Pictures stay out of your copy, but everything else in the records below must be repeated exactly.

+++ DATASET ENTRIES

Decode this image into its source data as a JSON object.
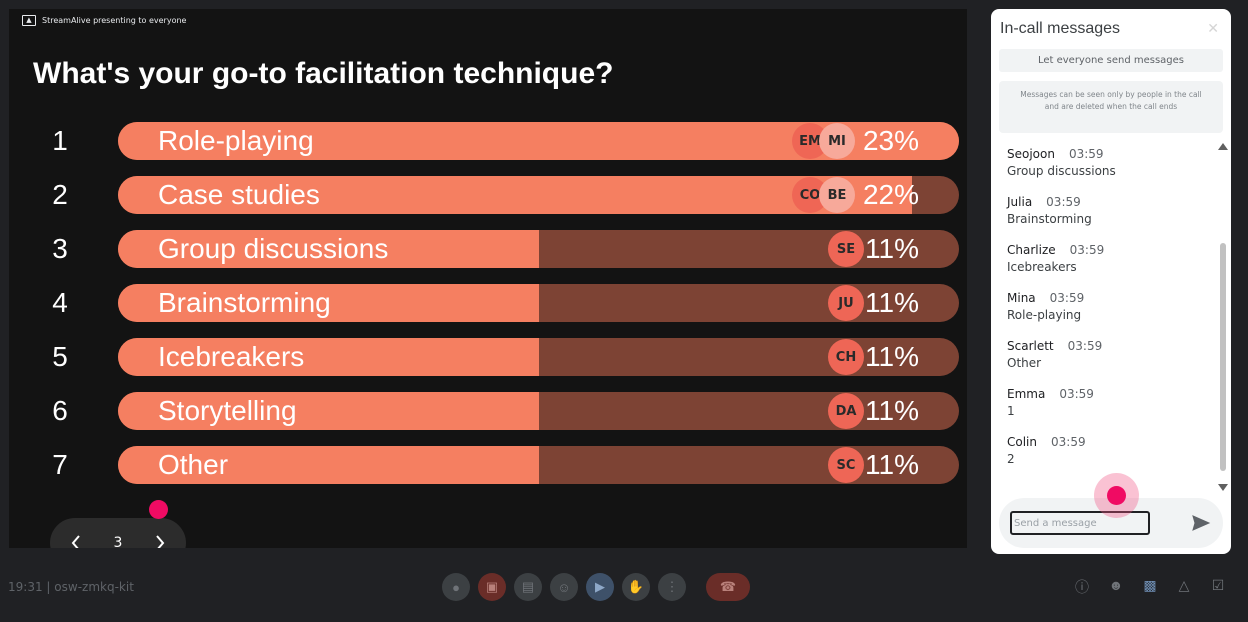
{
  "presentation": {
    "presenter_label": "StreamAlive presenting to everyone",
    "question": "What's your go-to facilitation technique?",
    "options": [
      {
        "rank": "1",
        "label": "Role-playing",
        "percent": "23%",
        "fill": 1.0,
        "avatars": [
          "EM",
          "MI"
        ]
      },
      {
        "rank": "2",
        "label": "Case studies",
        "percent": "22%",
        "fill": 0.944,
        "avatars": [
          "CO",
          "BE"
        ]
      },
      {
        "rank": "3",
        "label": "Group discussions",
        "percent": "11%",
        "fill": 0.5,
        "avatars": [
          "SE"
        ]
      },
      {
        "rank": "4",
        "label": "Brainstorming",
        "percent": "11%",
        "fill": 0.5,
        "avatars": [
          "JU"
        ]
      },
      {
        "rank": "5",
        "label": "Icebreakers",
        "percent": "11%",
        "fill": 0.5,
        "avatars": [
          "CH"
        ]
      },
      {
        "rank": "6",
        "label": "Storytelling",
        "percent": "11%",
        "fill": 0.5,
        "avatars": [
          "DA"
        ]
      },
      {
        "rank": "7",
        "label": "Other",
        "percent": "11%",
        "fill": 0.5,
        "avatars": [
          "SC"
        ]
      }
    ],
    "pager": {
      "page": "3",
      "prev_icon": "chevron-left-icon",
      "next_icon": "chevron-right-icon"
    }
  },
  "chat": {
    "title": "In-call messages",
    "close_icon": "close-icon",
    "toggle_label": "Let everyone send messages",
    "notice": "Messages can be seen only by people in the call and are deleted when the call ends",
    "messages": [
      {
        "sender": "Seojoon",
        "time": "03:59",
        "text": "Group discussions"
      },
      {
        "sender": "Julia",
        "time": "03:59",
        "text": "Brainstorming"
      },
      {
        "sender": "Charlize",
        "time": "03:59",
        "text": "Icebreakers"
      },
      {
        "sender": "Mina",
        "time": "03:59",
        "text": "Role-playing"
      },
      {
        "sender": "Scarlett",
        "time": "03:59",
        "text": "Other"
      },
      {
        "sender": "Emma",
        "time": "03:59",
        "text": "1"
      },
      {
        "sender": "Colin",
        "time": "03:59",
        "text": "2"
      }
    ],
    "input_placeholder": "Send a message",
    "send_icon": "send-icon"
  },
  "bottombar": {
    "time": "19:31",
    "separator": "|",
    "meeting_code": "osw-zmkq-kit"
  },
  "colors": {
    "bar_fill": "#f57f61",
    "bar_track": "#7d4334",
    "cursor": "#f00b63"
  }
}
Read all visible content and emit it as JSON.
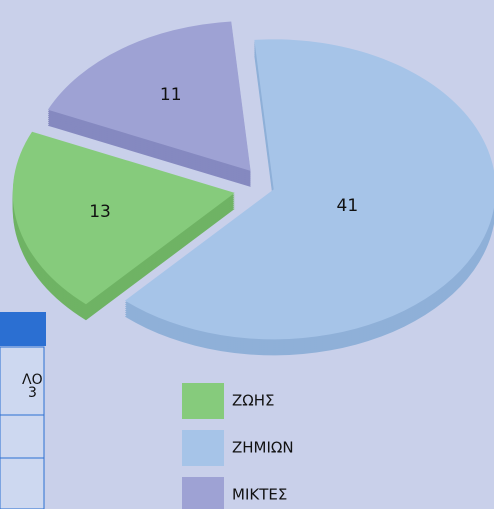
{
  "chart_data": {
    "type": "pie",
    "categories": [
      "ΖΗΜΙΩΝ",
      "ΖΩΗΣ",
      "ΜΙΚΤΕΣ"
    ],
    "values": [
      41,
      13,
      11
    ],
    "colors": [
      "#a6c4e8",
      "#86cb7c",
      "#9ea2d4"
    ],
    "side_colors": [
      "#8fb0d8",
      "#6fb364",
      "#8589c0"
    ],
    "legend_order": [
      1,
      0,
      2
    ]
  },
  "table": {
    "cells": [
      "ΛΟ",
      "3"
    ]
  }
}
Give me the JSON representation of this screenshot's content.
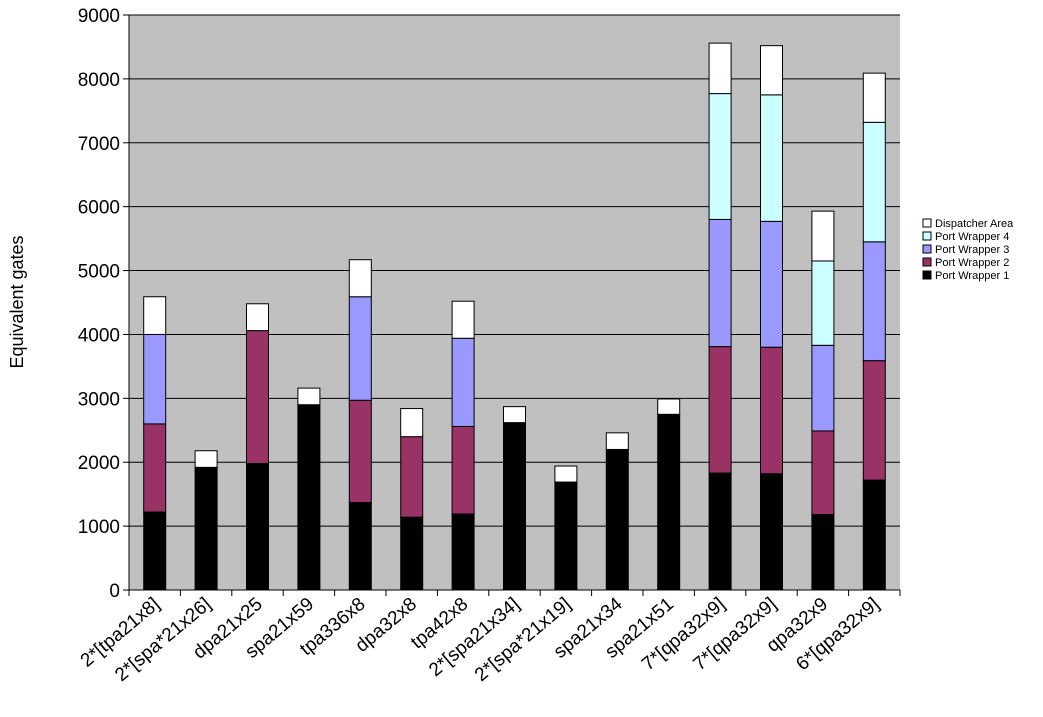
{
  "chart_data": {
    "type": "bar",
    "stacked": true,
    "title": "",
    "xlabel": "",
    "ylabel": "Equivalent gates",
    "ylim": [
      0,
      9000
    ],
    "yticks": [
      0,
      1000,
      2000,
      3000,
      4000,
      5000,
      6000,
      7000,
      8000,
      9000
    ],
    "grid": true,
    "legend_position": "right",
    "categories": [
      "2*[tpa21x8]",
      "2*[spa*21x26]",
      "dpa21x25",
      "spa21x59",
      "tpa336x8",
      "dpa32x8",
      "tpa42x8",
      "2*[spa21x34]",
      "2*[spa*21x19]",
      "spa21x34",
      "spa21x51",
      "7*[qpa32x9]",
      "7*[qpa32x9]",
      "qpa32x9",
      "6*[qpa32x9]"
    ],
    "series": [
      {
        "name": "Port Wrapper 1",
        "color": "#000000",
        "values": [
          1220,
          1920,
          1980,
          2900,
          1370,
          1140,
          1190,
          2620,
          1690,
          2200,
          2750,
          1830,
          1820,
          1180,
          1720
        ]
      },
      {
        "name": "Port Wrapper 2",
        "color": "#993366",
        "values": [
          1380,
          0,
          2080,
          0,
          1600,
          1260,
          1370,
          0,
          0,
          0,
          0,
          1980,
          1980,
          1310,
          1870
        ]
      },
      {
        "name": "Port Wrapper 3",
        "color": "#9999FF",
        "values": [
          1400,
          0,
          0,
          0,
          1620,
          0,
          1380,
          0,
          0,
          0,
          0,
          1990,
          1970,
          1340,
          1860
        ]
      },
      {
        "name": "Port Wrapper 4",
        "color": "#CCFFFF",
        "values": [
          0,
          0,
          0,
          0,
          0,
          0,
          0,
          0,
          0,
          0,
          0,
          1970,
          1980,
          1320,
          1870
        ]
      },
      {
        "name": "Dispatcher Area",
        "color": "#FFFFFF",
        "values": [
          590,
          260,
          420,
          260,
          580,
          440,
          580,
          250,
          250,
          260,
          240,
          790,
          770,
          780,
          770
        ]
      }
    ]
  }
}
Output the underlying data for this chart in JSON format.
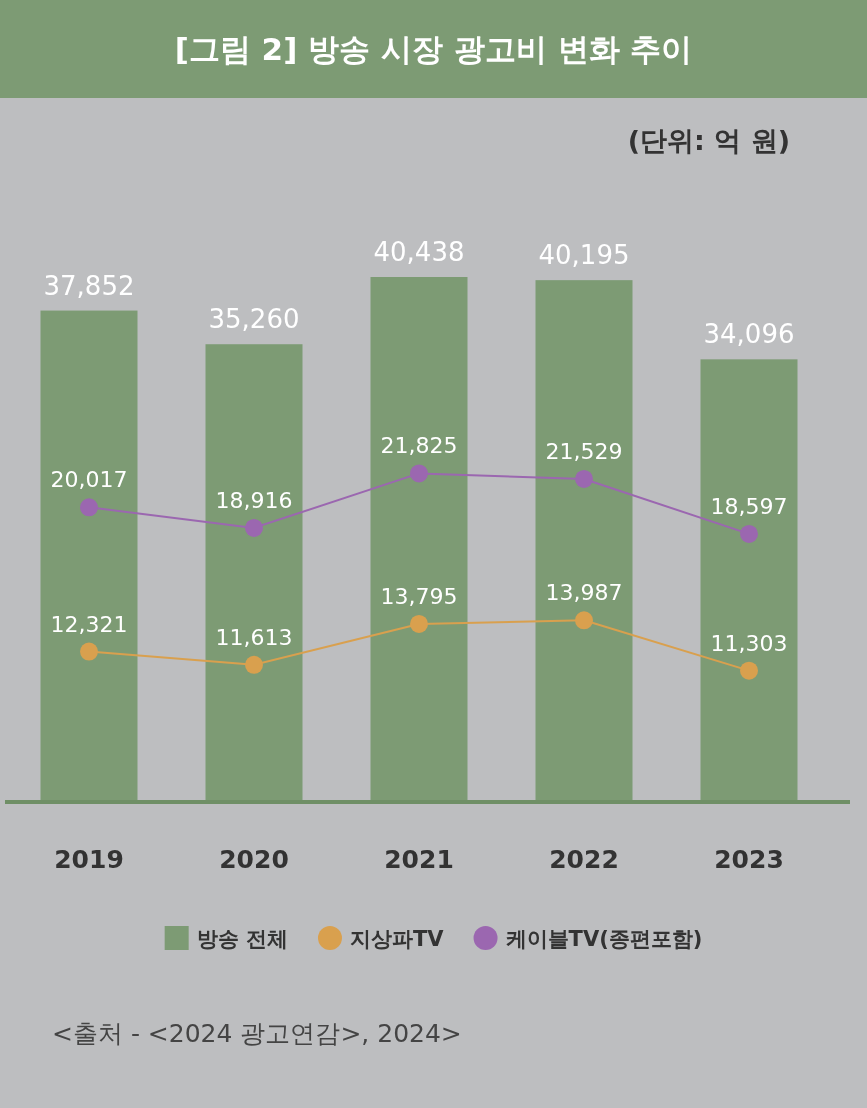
{
  "chart_data": {
    "type": "bar",
    "title": "[그림 2] 방송 시장 광고비 변화 추이",
    "subtitle": "(단위: 억 원)",
    "categories": [
      "2019",
      "2020",
      "2021",
      "2022",
      "2023"
    ],
    "series": [
      {
        "name": "방송 전체",
        "color": "#7d9b74",
        "values": [
          37852,
          35260,
          40438,
          40195,
          34096
        ],
        "value_labels": [
          "37,852",
          "35,260",
          "40,438",
          "40,195",
          "34,096"
        ]
      },
      {
        "name": "지상파TV",
        "type": "line",
        "axis": "y2",
        "color": "#d9a04e",
        "values": [
          12321,
          11613,
          13795,
          13987,
          11303
        ],
        "value_labels": [
          "12,321",
          "11,613",
          "13,795",
          "13,987",
          "11,303"
        ]
      },
      {
        "name": "케이블TV(종편포함)",
        "type": "line",
        "axis": "y2",
        "color": "#9b67b0",
        "values": [
          20017,
          18916,
          21825,
          21529,
          18597
        ],
        "value_labels": [
          "20,017",
          "18,916",
          "21,825",
          "21,529",
          "18,597"
        ]
      }
    ],
    "legend": "bottom",
    "marker": "circle",
    "annotations": [
      "<출처 - <2024 광고연감>, 2024>"
    ]
  }
}
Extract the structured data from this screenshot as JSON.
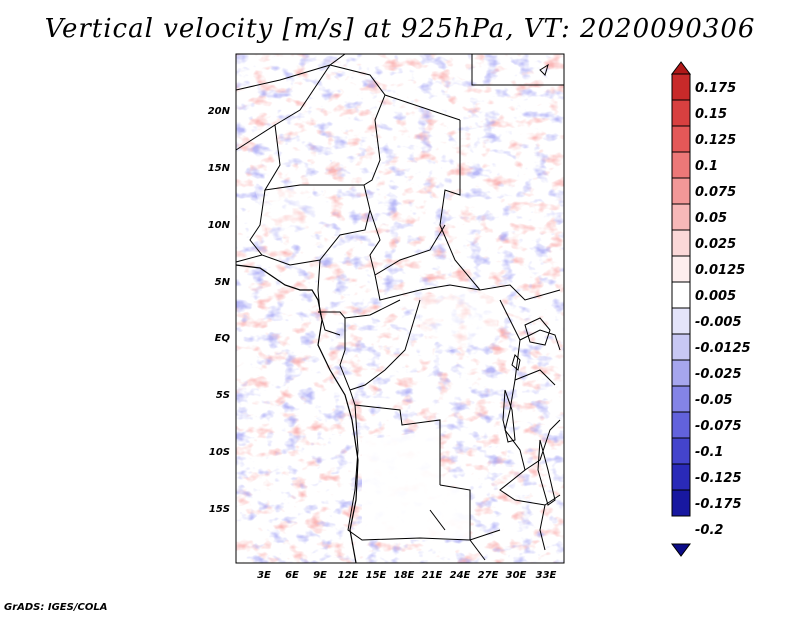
{
  "title": "Vertical velocity [m/s] at 925hPa, VT: 2020090306",
  "credit": "GrADS: IGES/COLA",
  "map": {
    "lat_labels": [
      "20N",
      "15N",
      "10N",
      "5N",
      "EQ",
      "5S",
      "10S",
      "15S"
    ],
    "lon_labels": [
      "3E",
      "6E",
      "9E",
      "12E",
      "15E",
      "18E",
      "21E",
      "24E",
      "27E",
      "30E",
      "33E"
    ]
  },
  "colorbar": {
    "levels": [
      "0.175",
      "0.15",
      "0.125",
      "0.1",
      "0.075",
      "0.05",
      "0.025",
      "0.0125",
      "0.005",
      "-0.005",
      "-0.0125",
      "-0.025",
      "-0.05",
      "-0.075",
      "-0.1",
      "-0.125",
      "-0.175",
      "-0.2"
    ],
    "colors": [
      "#b01818",
      "#c82a2a",
      "#d84040",
      "#e45858",
      "#ec7878",
      "#f29898",
      "#f7b8b8",
      "#fbd8d8",
      "#fdeeee",
      "#ffffff",
      "#e4e4fa",
      "#c8c8f4",
      "#a6a6ee",
      "#8484e6",
      "#6262dc",
      "#4444cc",
      "#2a2ab8",
      "#1818a0",
      "#0c0c88"
    ]
  }
}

++++++

- WRITTEN ANSWER:
Decode this image into its source data as a JSON object.
{
  "presentation": {
    "presenter_label": "StreamAlive presenting to everyone",
    "question": "What's your go-to facilitation technique?",
    "options": [
      {
        "rank": "1",
        "label": "Role-playing",
        "percent": "23%",
        "fill": 1.0,
        "avatars": [
          "EM",
          "MI"
        ]
      },
      {
        "rank": "2",
        "label": "Case studies",
        "percent": "22%",
        "fill": 0.944,
        "avatars": [
          "CO",
          "BE"
        ]
      },
      {
        "rank": "3",
        "label": "Group discussions",
        "percent": "11%",
        "fill": 0.5,
        "avatars": [
          "SE"
        ]
      },
      {
        "rank": "4",
        "label": "Brainstorming",
        "percent": "11%",
        "fill": 0.5,
        "avatars": [
          "JU"
        ]
      },
      {
        "rank": "5",
        "label": "Icebreakers",
        "percent": "11%",
        "fill": 0.5,
        "avatars": [
          "CH"
        ]
      },
      {
        "rank": "6",
        "label": "Storytelling",
        "percent": "11%",
        "fill": 0.5,
        "avatars": [
          "DA"
        ]
      },
      {
        "rank": "7",
        "label": "Other",
        "percent": "11%",
        "fill": 0.5,
        "avatars": [
          "SC"
        ]
      }
    ],
    "pager": {
      "page": "3",
      "prev_icon": "chevron-left-icon",
      "next_icon": "chevron-right-icon"
    }
  },
  "chat": {
    "title": "In-call messages",
    "close_icon": "close-icon",
    "toggle_label": "Let everyone send messages",
    "notice": "Messages can be seen only by people in the call and are deleted when the call ends",
    "messages": [
      {
        "sender": "Seojoon",
        "time": "03:59",
        "text": "Group discussions"
      },
      {
        "sender": "Julia",
        "time": "03:59",
        "text": "Brainstorming"
      },
      {
        "sender": "Charlize",
        "time": "03:59",
        "text": "Icebreakers"
      },
      {
        "sender": "Mina",
        "time": "03:59",
        "text": "Role-playing"
      },
      {
        "sender": "Scarlett",
        "time": "03:59",
        "text": "Other"
      },
      {
        "sender": "Emma",
        "time": "03:59",
        "text": "1"
      },
      {
        "sender": "Colin",
        "time": "03:59",
        "text": "2"
      }
    ],
    "input_placeholder": "Send a message",
    "send_icon": "send-icon"
  },
  "bottombar": {
    "time": "19:31",
    "separator": "|",
    "meeting_code": "osw-zmkq-kit"
  },
  "colors": {
    "bar_fill": "#f57f61",
    "bar_track": "#7d4334",
    "cursor": "#f00b63"
  }
}
Read all visible content and emit it as JSON.
{
  "chart_data": {
    "type": "pie",
    "categories": [
      "ΖΗΜΙΩΝ",
      "ΖΩΗΣ",
      "ΜΙΚΤΕΣ"
    ],
    "values": [
      41,
      13,
      11
    ],
    "colors": [
      "#a6c4e8",
      "#86cb7c",
      "#9ea2d4"
    ],
    "side_colors": [
      "#8fb0d8",
      "#6fb364",
      "#8589c0"
    ],
    "legend_order": [
      1,
      0,
      2
    ]
  },
  "table": {
    "cells": [
      "ΛΟ",
      "3"
    ]
  }
}
Give me the JSON representation of this screenshot's content.
{
  "chart_data": {
    "type": "bar",
    "stacked": true,
    "title": "",
    "xlabel": "",
    "ylabel": "Equivalent gates",
    "ylim": [
      0,
      9000
    ],
    "yticks": [
      0,
      1000,
      2000,
      3000,
      4000,
      5000,
      6000,
      7000,
      8000,
      9000
    ],
    "grid": true,
    "legend_position": "right",
    "categories": [
      "2*[tpa21x8]",
      "2*[spa*21x26]",
      "dpa21x25",
      "spa21x59",
      "tpa336x8",
      "dpa32x8",
      "tpa42x8",
      "2*[spa21x34]",
      "2*[spa*21x19]",
      "spa21x34",
      "spa21x51",
      "7*[qpa32x9]",
      "7*[qpa32x9]",
      "qpa32x9",
      "6*[qpa32x9]"
    ],
    "series": [
      {
        "name": "Port Wrapper 1",
        "color": "#000000",
        "values": [
          1220,
          1920,
          1980,
          2900,
          1370,
          1140,
          1190,
          2620,
          1690,
          2200,
          2750,
          1830,
          1820,
          1180,
          1720
        ]
      },
      {
        "name": "Port Wrapper 2",
        "color": "#993366",
        "values": [
          1380,
          0,
          2080,
          0,
          1600,
          1260,
          1370,
          0,
          0,
          0,
          0,
          1980,
          1980,
          1310,
          1870
        ]
      },
      {
        "name": "Port Wrapper 3",
        "color": "#9999FF",
        "values": [
          1400,
          0,
          0,
          0,
          1620,
          0,
          1380,
          0,
          0,
          0,
          0,
          1990,
          1970,
          1340,
          1860
        ]
      },
      {
        "name": "Port Wrapper 4",
        "color": "#CCFFFF",
        "values": [
          0,
          0,
          0,
          0,
          0,
          0,
          0,
          0,
          0,
          0,
          0,
          1970,
          1980,
          1320,
          1870
        ]
      },
      {
        "name": "Dispatcher Area",
        "color": "#FFFFFF",
        "values": [
          590,
          260,
          420,
          260,
          580,
          440,
          580,
          250,
          250,
          260,
          240,
          790,
          770,
          780,
          770
        ]
      }
    ]
  }
}
Output the underlying data for this chart in JSON format.
{
  "chart_data": {
    "type": "bar",
    "title": "[그림 2] 방송 시장 광고비 변화 추이",
    "subtitle": "(단위: 억 원)",
    "categories": [
      "2019",
      "2020",
      "2021",
      "2022",
      "2023"
    ],
    "series": [
      {
        "name": "방송 전체",
        "color": "#7d9b74",
        "values": [
          37852,
          35260,
          40438,
          40195,
          34096
        ],
        "value_labels": [
          "37,852",
          "35,260",
          "40,438",
          "40,195",
          "34,096"
        ]
      },
      {
        "name": "지상파TV",
        "type": "line",
        "axis": "y2",
        "color": "#d9a04e",
        "values": [
          12321,
          11613,
          13795,
          13987,
          11303
        ],
        "value_labels": [
          "12,321",
          "11,613",
          "13,795",
          "13,987",
          "11,303"
        ]
      },
      {
        "name": "케이블TV(종편포함)",
        "type": "line",
        "axis": "y2",
        "color": "#9b67b0",
        "values": [
          20017,
          18916,
          21825,
          21529,
          18597
        ],
        "value_labels": [
          "20,017",
          "18,916",
          "21,825",
          "21,529",
          "18,597"
        ]
      }
    ],
    "legend": "bottom",
    "marker": "circle",
    "annotations": [
      "<출처 - <2024 광고연감>, 2024>"
    ]
  }
}
Extract the structured data from this screenshot as JSON.
{
  "title": "Vertical velocity [m/s] at 925hPa, VT: 2020090306",
  "credit": "GrADS: IGES/COLA",
  "map": {
    "lat_labels": [
      "20N",
      "15N",
      "10N",
      "5N",
      "EQ",
      "5S",
      "10S",
      "15S"
    ],
    "lon_labels": [
      "3E",
      "6E",
      "9E",
      "12E",
      "15E",
      "18E",
      "21E",
      "24E",
      "27E",
      "30E",
      "33E"
    ]
  },
  "colorbar": {
    "levels": [
      "0.175",
      "0.15",
      "0.125",
      "0.1",
      "0.075",
      "0.05",
      "0.025",
      "0.0125",
      "0.005",
      "-0.005",
      "-0.0125",
      "-0.025",
      "-0.05",
      "-0.075",
      "-0.1",
      "-0.125",
      "-0.175",
      "-0.2"
    ],
    "colors": [
      "#b01818",
      "#c82a2a",
      "#d84040",
      "#e45858",
      "#ec7878",
      "#f29898",
      "#f7b8b8",
      "#fbd8d8",
      "#fdeeee",
      "#ffffff",
      "#e4e4fa",
      "#c8c8f4",
      "#a6a6ee",
      "#8484e6",
      "#6262dc",
      "#4444cc",
      "#2a2ab8",
      "#1818a0",
      "#0c0c88"
    ]
  }
}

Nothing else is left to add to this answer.